━━━━━ GIVEN DATA

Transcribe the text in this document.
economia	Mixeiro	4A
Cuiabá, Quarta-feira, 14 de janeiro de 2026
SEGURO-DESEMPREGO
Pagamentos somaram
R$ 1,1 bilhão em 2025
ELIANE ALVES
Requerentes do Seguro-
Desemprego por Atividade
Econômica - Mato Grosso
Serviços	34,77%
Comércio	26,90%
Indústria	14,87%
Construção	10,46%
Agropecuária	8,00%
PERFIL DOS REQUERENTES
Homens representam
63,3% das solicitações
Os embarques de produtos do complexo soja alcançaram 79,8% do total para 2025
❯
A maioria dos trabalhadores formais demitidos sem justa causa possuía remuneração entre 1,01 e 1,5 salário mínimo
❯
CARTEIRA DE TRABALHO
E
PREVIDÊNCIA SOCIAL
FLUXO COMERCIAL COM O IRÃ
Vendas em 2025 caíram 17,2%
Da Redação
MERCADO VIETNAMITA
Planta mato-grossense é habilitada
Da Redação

━━━━━━━━━━

## EXERCISE
Set down every line of the listing above again, exactly as given.

## CORRECT ANSWER
Transcribe the text in this document.
economia	Mixeiro	4A
Cuiabá, Quarta-feira, 14 de janeiro de 2026
SEGURO-DESEMPREGO
Pagamentos somaram
R$ 1,1 bilhão em 2025
ELIANE ALVES
Requerentes do Seguro-
Desemprego por Atividade
Econômica - Mato Grosso
Serviços	34,77%
Comércio	26,90%
Indústria	14,87%
Construção	10,46%
Agropecuária	8,00%
PERFIL DOS REQUERENTES
Homens representam
63,3% das solicitações
Os embarques de produtos do complexo soja alcançaram 79,8% do total para 2025
❯
A maioria dos trabalhadores formais demitidos sem justa causa possuía remuneração entre 1,01 e 1,5 salário mínimo
❯
CARTEIRA DE TRABALHO
E
PREVIDÊNCIA SOCIAL
FLUXO COMERCIAL COM O IRÃ
Vendas em 2025 caíram 17,2%
Da Redação
MERCADO VIETNAMITA
Planta mato-grossense é habilitada
Da Redação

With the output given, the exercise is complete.